§ **DIRECTION**
Which lines hold the string "собственники"? Copy every one of them.

§ **DATA TO USE**
★ ★ ★ ★ ★ ★ ★

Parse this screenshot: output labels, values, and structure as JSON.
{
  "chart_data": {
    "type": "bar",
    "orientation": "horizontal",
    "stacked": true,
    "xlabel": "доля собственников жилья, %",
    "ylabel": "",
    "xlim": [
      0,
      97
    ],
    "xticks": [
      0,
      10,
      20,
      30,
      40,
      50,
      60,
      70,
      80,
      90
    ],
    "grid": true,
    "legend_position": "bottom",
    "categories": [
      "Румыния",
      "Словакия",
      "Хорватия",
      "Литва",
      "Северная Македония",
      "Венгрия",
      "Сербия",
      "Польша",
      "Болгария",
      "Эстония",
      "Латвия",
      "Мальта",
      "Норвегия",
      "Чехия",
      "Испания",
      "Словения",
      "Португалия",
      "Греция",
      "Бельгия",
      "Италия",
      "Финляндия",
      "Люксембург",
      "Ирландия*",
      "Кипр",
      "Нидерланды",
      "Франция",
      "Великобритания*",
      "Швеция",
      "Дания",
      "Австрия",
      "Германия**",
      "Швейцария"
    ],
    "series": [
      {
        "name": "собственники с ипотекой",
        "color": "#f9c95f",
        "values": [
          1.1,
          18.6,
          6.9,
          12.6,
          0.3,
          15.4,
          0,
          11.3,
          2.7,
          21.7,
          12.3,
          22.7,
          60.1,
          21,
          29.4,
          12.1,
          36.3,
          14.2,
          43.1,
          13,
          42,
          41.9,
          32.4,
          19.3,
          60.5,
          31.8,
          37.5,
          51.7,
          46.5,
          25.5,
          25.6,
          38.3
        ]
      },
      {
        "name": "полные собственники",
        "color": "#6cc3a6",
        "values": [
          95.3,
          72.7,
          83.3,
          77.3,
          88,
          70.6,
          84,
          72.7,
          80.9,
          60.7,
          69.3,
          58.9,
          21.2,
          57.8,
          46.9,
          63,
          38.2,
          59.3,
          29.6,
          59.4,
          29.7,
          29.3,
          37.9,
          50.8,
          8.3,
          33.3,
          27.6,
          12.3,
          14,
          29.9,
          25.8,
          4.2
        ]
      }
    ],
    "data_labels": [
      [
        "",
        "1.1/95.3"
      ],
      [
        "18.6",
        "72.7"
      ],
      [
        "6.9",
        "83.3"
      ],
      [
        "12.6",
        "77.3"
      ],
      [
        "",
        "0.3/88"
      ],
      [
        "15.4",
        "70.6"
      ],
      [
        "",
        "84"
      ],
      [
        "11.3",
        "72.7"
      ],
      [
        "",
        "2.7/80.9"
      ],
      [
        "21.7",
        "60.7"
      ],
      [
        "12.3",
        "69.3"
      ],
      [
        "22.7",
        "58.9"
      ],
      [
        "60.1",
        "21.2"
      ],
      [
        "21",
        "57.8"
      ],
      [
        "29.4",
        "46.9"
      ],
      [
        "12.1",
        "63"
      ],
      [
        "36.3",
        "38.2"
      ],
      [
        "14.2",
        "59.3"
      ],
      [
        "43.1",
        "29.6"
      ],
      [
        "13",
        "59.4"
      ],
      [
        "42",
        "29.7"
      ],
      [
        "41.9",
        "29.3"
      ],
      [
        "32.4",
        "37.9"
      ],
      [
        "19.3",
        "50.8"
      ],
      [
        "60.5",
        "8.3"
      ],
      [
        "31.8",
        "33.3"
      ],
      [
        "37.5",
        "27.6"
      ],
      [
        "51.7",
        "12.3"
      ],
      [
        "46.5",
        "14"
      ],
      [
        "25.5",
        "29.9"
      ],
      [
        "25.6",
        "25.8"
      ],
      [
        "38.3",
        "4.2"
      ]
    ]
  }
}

★ ★ ★ ★ ★ ★ ★

§ **FINISHED ANSWER**
        "name": "собственники с ипотекой",
        "name": "полные собственники",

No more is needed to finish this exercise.